<<<<

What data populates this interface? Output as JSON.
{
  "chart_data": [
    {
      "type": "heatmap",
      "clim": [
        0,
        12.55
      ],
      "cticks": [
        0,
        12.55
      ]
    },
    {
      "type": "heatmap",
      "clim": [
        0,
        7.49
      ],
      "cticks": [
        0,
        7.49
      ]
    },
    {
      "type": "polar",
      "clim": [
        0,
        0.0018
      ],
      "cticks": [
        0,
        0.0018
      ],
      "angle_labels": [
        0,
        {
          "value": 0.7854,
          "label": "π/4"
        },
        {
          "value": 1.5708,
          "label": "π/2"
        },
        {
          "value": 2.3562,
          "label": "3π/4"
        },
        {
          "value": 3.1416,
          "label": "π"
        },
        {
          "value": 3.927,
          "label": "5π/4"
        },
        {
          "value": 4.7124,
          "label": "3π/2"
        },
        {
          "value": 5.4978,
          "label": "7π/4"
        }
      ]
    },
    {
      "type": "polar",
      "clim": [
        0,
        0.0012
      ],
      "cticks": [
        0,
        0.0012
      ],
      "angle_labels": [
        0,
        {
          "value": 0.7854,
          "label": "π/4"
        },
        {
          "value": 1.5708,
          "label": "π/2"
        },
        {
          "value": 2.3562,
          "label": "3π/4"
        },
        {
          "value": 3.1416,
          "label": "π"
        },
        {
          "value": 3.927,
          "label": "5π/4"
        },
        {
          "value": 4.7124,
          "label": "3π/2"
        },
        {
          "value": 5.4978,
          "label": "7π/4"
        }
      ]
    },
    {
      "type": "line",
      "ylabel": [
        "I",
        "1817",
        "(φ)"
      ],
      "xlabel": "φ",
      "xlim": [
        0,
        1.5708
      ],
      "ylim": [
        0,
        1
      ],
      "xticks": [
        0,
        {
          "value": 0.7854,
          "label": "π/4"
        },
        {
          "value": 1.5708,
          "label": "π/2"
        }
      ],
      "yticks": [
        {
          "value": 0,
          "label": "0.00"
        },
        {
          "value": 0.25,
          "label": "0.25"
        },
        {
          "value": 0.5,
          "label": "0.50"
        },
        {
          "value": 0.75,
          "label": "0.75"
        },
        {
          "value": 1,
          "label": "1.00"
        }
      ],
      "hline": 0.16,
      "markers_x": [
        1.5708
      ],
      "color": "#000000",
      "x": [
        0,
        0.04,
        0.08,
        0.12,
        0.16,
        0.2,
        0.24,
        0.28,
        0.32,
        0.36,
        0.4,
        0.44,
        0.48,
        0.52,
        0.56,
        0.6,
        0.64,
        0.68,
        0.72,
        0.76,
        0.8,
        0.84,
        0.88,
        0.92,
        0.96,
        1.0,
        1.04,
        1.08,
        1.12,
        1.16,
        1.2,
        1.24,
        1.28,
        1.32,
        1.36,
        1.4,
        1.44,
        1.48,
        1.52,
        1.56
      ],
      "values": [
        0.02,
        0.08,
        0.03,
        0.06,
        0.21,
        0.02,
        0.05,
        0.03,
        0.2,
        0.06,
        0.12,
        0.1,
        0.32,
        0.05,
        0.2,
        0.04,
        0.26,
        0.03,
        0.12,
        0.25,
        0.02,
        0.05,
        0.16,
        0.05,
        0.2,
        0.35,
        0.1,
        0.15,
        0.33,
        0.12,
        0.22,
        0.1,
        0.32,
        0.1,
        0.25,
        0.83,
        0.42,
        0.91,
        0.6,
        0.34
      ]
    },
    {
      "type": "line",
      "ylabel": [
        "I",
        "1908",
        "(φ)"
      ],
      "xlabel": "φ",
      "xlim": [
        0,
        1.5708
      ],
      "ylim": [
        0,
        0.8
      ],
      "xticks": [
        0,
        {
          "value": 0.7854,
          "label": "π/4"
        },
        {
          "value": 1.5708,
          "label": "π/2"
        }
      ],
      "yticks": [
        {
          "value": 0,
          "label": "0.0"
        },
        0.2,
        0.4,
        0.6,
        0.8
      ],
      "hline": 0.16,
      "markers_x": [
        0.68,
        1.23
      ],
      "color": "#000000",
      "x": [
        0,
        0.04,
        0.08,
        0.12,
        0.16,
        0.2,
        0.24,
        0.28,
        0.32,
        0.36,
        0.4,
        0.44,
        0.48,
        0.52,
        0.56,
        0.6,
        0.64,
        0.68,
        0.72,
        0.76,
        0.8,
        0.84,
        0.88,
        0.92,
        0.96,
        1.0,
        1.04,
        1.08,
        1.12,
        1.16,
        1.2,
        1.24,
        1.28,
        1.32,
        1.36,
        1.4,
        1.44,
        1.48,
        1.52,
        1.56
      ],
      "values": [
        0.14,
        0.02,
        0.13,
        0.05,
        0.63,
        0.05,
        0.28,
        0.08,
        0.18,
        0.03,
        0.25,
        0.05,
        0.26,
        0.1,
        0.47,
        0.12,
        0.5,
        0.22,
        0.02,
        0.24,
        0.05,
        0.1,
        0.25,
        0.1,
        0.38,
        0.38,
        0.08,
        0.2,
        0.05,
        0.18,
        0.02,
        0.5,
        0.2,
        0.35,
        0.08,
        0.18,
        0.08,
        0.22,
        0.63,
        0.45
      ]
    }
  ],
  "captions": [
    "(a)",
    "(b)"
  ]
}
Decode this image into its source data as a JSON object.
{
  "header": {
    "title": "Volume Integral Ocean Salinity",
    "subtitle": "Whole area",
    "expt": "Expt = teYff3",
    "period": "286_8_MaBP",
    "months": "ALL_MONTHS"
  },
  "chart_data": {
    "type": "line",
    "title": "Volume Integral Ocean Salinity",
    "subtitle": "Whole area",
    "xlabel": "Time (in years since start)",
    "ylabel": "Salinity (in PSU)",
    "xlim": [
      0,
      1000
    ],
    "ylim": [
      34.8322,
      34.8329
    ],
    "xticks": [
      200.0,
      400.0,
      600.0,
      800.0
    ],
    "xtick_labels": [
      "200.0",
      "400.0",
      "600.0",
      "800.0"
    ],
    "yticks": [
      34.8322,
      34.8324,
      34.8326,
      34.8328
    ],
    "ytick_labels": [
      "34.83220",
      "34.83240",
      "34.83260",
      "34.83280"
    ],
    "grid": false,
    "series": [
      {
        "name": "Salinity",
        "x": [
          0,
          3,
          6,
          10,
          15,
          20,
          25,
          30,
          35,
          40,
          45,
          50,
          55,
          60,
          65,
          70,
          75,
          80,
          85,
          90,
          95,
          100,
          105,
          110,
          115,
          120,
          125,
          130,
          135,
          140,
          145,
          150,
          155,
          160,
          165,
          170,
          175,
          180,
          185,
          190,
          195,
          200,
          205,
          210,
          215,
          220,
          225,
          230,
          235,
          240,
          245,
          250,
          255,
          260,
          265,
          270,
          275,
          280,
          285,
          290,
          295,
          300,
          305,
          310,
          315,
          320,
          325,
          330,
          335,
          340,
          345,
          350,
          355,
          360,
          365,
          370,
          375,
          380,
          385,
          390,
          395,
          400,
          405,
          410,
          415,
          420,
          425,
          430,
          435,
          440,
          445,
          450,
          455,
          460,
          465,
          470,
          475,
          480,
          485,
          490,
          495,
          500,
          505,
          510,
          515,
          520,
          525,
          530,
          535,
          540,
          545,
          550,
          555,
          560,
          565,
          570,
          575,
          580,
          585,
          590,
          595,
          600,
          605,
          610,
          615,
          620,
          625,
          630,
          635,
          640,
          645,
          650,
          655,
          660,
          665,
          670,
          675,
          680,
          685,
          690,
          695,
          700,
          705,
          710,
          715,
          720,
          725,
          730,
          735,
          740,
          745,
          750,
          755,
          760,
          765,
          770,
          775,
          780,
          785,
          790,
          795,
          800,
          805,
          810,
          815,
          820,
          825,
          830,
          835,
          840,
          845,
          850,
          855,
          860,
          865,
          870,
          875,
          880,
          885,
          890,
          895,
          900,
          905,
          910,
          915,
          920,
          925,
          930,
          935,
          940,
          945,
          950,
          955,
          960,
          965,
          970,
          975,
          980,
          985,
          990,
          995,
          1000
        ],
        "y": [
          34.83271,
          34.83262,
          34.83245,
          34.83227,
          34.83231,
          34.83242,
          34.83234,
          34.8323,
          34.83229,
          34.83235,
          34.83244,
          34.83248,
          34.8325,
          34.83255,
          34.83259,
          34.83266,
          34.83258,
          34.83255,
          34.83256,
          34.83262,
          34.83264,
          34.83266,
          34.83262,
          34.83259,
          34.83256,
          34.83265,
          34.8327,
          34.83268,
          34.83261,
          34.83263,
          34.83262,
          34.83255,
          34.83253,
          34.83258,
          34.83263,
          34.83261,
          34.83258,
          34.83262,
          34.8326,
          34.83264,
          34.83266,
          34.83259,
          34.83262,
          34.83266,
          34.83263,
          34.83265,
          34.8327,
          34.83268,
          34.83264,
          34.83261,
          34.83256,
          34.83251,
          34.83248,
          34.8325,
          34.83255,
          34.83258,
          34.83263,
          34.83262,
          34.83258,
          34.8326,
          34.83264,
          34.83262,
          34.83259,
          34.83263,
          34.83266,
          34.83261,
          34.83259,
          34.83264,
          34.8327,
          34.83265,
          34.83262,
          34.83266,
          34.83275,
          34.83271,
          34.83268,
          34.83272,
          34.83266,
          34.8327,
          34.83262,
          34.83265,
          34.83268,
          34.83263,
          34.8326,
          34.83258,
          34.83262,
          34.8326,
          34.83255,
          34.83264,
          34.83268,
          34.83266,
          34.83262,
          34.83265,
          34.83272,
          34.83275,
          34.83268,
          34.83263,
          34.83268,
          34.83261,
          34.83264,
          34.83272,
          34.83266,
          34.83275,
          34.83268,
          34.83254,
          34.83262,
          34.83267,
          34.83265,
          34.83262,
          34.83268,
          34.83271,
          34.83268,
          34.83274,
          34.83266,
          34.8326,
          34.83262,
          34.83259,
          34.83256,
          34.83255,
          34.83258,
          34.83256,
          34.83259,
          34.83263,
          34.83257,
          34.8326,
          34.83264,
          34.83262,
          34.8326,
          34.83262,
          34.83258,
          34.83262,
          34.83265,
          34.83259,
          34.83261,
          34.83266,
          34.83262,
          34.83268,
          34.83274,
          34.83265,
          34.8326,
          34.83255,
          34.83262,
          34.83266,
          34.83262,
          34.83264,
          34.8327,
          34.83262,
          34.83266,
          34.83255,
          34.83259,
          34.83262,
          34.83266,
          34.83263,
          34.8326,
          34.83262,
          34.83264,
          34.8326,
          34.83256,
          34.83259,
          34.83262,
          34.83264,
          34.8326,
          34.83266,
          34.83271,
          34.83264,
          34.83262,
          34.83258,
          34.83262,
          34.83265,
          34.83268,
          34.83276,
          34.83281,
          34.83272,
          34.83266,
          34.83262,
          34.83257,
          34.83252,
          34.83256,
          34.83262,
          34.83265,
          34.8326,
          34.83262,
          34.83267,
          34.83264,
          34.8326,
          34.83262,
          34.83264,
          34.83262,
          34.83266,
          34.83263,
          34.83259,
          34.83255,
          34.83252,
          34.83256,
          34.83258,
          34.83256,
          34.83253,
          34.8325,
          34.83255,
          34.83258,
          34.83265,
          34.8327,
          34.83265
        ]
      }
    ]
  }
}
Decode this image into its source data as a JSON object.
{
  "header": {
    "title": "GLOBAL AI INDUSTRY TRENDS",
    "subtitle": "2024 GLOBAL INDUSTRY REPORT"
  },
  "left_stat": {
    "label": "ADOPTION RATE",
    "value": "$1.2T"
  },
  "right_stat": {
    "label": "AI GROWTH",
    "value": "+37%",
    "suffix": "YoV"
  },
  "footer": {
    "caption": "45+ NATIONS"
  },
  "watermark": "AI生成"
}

>>>>

- [REQUIREMENT]
Gather all lines of the records that include the word "GLOBAL".

- [ANSWER TO THE PROBLEM]
    "title": "GLOBAL AI INDUSTRY TRENDS",
    "subtitle": "2024 GLOBAL INDUSTRY REPORT"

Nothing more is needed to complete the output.